--- Start Exercise materials ---
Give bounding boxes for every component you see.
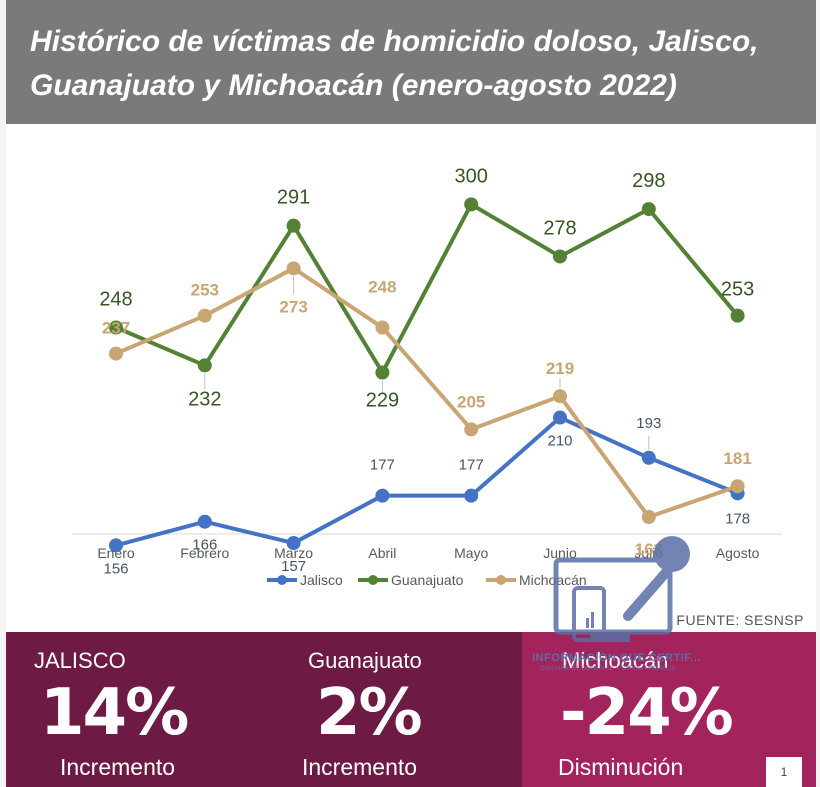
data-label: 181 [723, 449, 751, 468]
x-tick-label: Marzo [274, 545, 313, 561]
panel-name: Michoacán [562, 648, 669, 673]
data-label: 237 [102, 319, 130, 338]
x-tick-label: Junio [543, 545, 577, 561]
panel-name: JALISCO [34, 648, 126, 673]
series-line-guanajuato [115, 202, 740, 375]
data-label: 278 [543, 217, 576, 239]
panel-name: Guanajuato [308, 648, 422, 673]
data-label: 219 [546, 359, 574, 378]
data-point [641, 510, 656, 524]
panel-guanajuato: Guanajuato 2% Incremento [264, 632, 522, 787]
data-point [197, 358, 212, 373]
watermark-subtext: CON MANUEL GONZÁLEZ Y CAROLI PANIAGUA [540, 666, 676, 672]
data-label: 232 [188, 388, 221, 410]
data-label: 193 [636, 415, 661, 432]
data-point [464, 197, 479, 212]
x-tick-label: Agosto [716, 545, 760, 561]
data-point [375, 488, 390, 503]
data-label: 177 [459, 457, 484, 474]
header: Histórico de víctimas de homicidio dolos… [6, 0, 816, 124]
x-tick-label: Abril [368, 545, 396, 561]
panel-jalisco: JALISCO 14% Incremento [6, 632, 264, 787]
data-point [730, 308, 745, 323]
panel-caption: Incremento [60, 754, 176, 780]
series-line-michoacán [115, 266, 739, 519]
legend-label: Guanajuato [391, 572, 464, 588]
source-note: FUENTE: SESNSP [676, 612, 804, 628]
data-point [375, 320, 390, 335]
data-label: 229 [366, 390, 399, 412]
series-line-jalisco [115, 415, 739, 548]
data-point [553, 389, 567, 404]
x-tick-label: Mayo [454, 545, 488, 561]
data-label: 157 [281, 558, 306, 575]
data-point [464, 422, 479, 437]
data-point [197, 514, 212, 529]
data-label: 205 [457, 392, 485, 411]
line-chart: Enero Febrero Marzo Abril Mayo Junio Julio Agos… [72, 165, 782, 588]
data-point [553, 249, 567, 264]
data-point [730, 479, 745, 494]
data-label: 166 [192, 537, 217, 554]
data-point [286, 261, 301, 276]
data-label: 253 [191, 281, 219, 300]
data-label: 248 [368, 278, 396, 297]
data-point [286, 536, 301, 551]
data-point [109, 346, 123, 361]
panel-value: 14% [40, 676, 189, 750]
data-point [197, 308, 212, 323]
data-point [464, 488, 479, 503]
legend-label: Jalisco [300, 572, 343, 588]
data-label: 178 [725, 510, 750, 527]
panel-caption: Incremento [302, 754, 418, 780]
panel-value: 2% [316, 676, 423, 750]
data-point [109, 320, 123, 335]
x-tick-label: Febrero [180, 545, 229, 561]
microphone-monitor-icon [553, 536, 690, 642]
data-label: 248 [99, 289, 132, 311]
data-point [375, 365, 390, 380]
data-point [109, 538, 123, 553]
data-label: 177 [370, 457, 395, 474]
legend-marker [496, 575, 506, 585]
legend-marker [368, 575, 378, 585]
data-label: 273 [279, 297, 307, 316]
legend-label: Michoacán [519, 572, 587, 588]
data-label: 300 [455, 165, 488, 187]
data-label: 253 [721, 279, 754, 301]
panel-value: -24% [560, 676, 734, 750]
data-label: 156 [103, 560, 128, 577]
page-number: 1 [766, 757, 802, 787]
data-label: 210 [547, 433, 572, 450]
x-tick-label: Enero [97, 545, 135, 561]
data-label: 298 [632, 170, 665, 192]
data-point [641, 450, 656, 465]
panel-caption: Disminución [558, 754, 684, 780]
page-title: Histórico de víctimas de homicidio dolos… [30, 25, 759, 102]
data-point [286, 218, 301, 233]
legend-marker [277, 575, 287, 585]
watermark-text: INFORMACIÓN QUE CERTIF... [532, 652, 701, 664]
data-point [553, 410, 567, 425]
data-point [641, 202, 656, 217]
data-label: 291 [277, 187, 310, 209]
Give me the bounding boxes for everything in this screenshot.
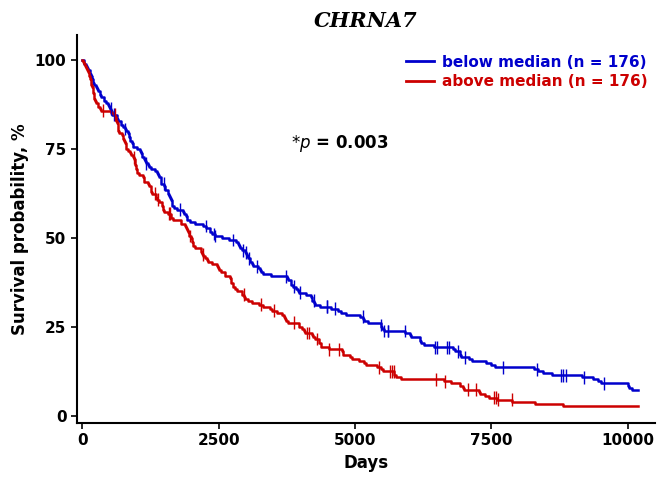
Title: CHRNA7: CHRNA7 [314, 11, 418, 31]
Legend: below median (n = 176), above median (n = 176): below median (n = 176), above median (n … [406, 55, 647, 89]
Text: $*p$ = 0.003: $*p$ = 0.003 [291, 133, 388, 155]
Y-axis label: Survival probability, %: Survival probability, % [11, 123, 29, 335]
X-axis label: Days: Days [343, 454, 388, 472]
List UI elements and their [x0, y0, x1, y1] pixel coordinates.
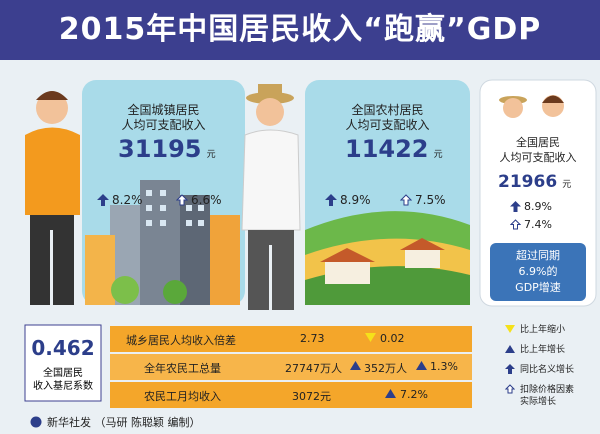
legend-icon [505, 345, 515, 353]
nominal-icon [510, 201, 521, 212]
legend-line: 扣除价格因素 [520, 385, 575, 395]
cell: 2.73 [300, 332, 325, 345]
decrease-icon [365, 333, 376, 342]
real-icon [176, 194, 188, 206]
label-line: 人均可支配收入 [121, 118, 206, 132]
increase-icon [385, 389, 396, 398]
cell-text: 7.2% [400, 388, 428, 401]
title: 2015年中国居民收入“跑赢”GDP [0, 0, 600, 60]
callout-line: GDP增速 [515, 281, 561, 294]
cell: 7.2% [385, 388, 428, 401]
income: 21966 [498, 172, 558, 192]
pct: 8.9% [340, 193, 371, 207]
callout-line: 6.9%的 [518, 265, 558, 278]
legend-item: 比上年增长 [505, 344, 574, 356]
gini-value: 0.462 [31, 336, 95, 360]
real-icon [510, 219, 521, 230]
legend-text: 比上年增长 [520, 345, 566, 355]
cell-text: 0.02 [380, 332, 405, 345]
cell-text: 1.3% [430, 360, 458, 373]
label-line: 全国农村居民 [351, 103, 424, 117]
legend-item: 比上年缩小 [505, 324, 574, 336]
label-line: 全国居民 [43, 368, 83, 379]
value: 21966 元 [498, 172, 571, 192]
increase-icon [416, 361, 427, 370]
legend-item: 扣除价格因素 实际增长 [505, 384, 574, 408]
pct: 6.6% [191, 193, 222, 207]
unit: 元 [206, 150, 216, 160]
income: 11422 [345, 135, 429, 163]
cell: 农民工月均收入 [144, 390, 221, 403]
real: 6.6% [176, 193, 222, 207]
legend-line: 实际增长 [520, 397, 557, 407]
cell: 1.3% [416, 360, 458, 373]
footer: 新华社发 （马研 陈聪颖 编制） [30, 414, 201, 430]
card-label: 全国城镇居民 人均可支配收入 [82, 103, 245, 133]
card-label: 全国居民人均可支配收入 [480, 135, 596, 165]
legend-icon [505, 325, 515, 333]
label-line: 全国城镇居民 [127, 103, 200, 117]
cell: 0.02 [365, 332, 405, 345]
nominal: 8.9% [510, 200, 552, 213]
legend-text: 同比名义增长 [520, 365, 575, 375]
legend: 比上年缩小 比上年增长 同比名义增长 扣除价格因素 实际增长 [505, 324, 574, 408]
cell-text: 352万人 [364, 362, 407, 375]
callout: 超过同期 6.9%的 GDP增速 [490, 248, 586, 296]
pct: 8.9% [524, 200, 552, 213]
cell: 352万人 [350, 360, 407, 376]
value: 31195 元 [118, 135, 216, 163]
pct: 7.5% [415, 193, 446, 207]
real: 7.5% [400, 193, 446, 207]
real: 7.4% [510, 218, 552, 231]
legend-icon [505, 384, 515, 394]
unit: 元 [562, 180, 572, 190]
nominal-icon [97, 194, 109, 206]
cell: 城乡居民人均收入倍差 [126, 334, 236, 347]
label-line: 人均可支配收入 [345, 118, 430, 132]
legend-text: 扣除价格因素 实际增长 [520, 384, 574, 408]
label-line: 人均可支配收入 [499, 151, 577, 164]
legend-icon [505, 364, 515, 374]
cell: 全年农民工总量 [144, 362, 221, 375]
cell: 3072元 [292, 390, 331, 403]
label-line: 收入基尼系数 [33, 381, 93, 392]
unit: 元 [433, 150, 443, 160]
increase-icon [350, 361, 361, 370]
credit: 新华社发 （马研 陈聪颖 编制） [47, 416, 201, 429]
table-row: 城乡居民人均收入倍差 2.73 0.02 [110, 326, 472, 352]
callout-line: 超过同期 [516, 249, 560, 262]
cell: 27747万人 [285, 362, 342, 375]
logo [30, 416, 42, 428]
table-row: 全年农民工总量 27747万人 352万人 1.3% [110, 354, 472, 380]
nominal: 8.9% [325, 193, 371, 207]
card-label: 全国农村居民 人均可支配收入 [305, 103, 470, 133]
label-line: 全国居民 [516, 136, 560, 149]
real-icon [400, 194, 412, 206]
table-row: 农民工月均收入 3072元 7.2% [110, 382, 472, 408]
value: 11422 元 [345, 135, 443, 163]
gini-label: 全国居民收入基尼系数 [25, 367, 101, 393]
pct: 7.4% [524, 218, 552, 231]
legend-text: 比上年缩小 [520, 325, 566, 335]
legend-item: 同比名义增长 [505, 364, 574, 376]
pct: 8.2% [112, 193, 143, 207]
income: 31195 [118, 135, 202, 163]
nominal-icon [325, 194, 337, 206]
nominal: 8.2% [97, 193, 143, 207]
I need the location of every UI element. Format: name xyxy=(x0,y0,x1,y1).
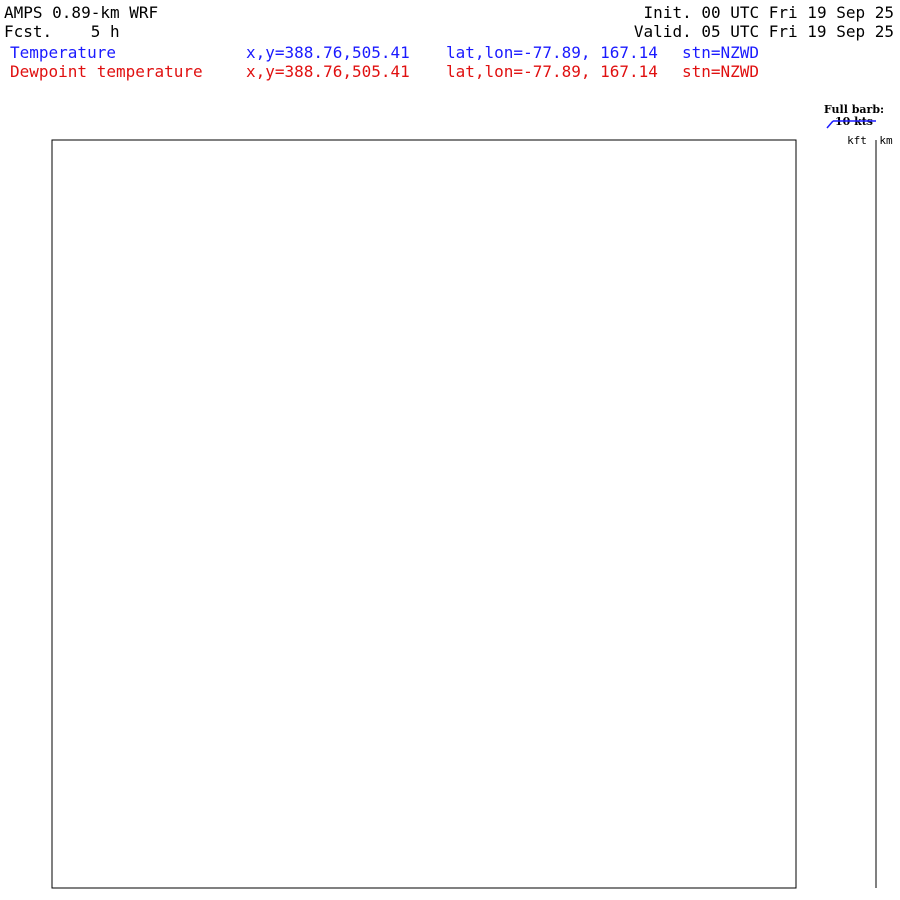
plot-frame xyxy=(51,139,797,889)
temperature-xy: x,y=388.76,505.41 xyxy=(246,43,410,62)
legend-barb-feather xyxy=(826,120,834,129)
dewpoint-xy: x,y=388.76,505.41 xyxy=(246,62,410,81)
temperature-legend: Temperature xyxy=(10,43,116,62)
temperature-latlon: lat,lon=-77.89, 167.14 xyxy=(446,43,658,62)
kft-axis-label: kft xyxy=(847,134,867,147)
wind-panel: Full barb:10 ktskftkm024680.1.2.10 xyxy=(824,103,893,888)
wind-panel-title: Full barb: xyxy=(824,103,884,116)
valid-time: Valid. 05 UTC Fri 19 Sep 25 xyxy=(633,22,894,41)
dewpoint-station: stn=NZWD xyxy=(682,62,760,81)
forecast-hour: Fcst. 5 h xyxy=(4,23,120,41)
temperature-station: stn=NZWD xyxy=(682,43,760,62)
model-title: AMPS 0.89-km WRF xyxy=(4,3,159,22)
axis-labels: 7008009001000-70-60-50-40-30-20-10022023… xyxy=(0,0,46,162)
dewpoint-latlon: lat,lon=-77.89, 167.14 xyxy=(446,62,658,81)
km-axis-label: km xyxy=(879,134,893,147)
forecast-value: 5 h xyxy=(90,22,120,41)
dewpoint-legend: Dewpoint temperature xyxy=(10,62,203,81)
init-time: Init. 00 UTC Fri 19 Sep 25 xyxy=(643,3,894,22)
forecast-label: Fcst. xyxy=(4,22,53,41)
--- End Exercise materials ---
→ **Goal**: Copy out the material word for word, from the line containing "data-label: 181 [723, 449, 751, 468]" down through the line containing "data-point [375, 365, 390, 380]", including both of those lines.

→ **Full response**:
data-label: 181 [723, 449, 751, 468]
x-tick-label: Marzo [274, 545, 313, 561]
panel-name: Michoacán [562, 648, 669, 673]
data-label: 237 [102, 319, 130, 338]
x-tick-label: Junio [543, 545, 577, 561]
panel-name: JALISCO [34, 648, 126, 673]
series-line-guanajuato [115, 202, 740, 375]
data-label: 278 [543, 217, 576, 239]
panel-name: Guanajuato [308, 648, 422, 673]
data-label: 219 [546, 359, 574, 378]
data-point [641, 510, 656, 524]
panel-guanajuato: Guanajuato 2% Incremento [264, 632, 522, 787]
data-point [197, 358, 212, 373]
watermark-subtext: CON MANUEL GONZÁLEZ Y CAROLI PANIAGUA [540, 666, 676, 672]
data-label: 232 [188, 388, 221, 410]
data-label: 193 [636, 415, 661, 432]
data-point [464, 197, 479, 212]
x-tick-label: Agosto [716, 545, 760, 561]
data-point [375, 488, 390, 503]
data-label: 177 [459, 457, 484, 474]
header: Histórico de víctimas de homicidio dolos… [6, 0, 816, 124]
x-tick-label: Abril [368, 545, 396, 561]
panel-jalisco: JALISCO 14% Incremento [6, 632, 264, 787]
data-point [730, 308, 745, 323]
panel-caption: Incremento [60, 754, 176, 780]
series-line-michoacán [115, 266, 739, 519]
legend-label: Guanajuato [391, 572, 464, 588]
source-note: FUENTE: SESNSP [676, 612, 804, 628]
data-point [375, 320, 390, 335]
data-label: 229 [366, 390, 399, 412]
series-line-jalisco [115, 415, 739, 548]
data-point [553, 389, 567, 404]
x-tick-label: Mayo [454, 545, 488, 561]
data-label: 157 [281, 558, 306, 575]
data-point [464, 422, 479, 437]
data-point [197, 514, 212, 529]
data-label: 205 [457, 392, 485, 411]
line-chart: Enero Febrero Marzo Abril Mayo Junio Julio Agos… [72, 165, 782, 588]
data-point [553, 249, 567, 264]
data-point [730, 479, 745, 494]
data-label: 166 [192, 537, 217, 554]
data-point [286, 261, 301, 276]
data-label: 253 [191, 281, 219, 300]
data-label: 248 [368, 278, 396, 297]
data-point [286, 536, 301, 551]
data-point [109, 346, 123, 361]
panel-value: 14% [40, 676, 189, 750]
data-point [197, 308, 212, 323]
data-point [464, 488, 479, 503]
legend-label: Jalisco [300, 572, 343, 588]
data-label: 178 [725, 510, 750, 527]
panel-caption: Incremento [302, 754, 418, 780]
panel-value: 2% [316, 676, 423, 750]
data-point [109, 320, 123, 335]
x-tick-label: Febrero [180, 545, 229, 561]
microphone-monitor-icon [553, 536, 690, 642]
data-label: 248 [99, 289, 132, 311]
data-point [375, 365, 390, 380]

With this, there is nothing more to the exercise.